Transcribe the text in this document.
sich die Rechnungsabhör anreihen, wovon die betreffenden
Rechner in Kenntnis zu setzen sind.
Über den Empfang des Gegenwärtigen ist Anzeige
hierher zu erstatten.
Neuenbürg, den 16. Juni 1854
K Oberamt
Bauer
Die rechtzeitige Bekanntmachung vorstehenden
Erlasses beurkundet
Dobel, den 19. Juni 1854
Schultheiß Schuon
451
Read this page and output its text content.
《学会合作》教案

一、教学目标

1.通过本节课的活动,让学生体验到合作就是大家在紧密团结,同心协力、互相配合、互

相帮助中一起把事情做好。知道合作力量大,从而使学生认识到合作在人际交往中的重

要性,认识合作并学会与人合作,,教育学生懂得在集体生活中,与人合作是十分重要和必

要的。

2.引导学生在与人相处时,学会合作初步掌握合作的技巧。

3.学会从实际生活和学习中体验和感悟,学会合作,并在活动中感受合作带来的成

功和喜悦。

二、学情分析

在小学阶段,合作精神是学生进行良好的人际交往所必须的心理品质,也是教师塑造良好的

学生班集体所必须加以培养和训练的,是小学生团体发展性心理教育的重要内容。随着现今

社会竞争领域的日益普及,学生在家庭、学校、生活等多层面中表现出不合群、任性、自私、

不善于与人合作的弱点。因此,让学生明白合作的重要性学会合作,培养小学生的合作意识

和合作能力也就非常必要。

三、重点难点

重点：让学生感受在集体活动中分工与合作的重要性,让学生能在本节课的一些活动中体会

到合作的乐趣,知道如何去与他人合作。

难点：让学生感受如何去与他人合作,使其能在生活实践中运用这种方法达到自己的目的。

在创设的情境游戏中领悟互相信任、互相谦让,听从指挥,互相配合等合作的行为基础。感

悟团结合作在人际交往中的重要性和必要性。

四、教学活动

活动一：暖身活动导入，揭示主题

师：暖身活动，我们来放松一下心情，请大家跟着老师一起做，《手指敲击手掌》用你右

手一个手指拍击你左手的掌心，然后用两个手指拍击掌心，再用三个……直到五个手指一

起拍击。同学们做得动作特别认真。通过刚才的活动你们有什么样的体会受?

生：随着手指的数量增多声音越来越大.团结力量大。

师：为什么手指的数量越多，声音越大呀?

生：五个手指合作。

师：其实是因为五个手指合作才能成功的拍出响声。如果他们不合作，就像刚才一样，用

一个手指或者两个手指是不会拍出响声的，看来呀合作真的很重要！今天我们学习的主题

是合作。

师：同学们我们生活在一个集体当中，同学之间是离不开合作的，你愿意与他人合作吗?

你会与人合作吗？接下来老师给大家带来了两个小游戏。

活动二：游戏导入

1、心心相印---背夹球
********************
**Written instruction**
From the entries above, select each line containing the string "this".

**Output below**
Transcribe the text in this document.
Read this page and output its text content.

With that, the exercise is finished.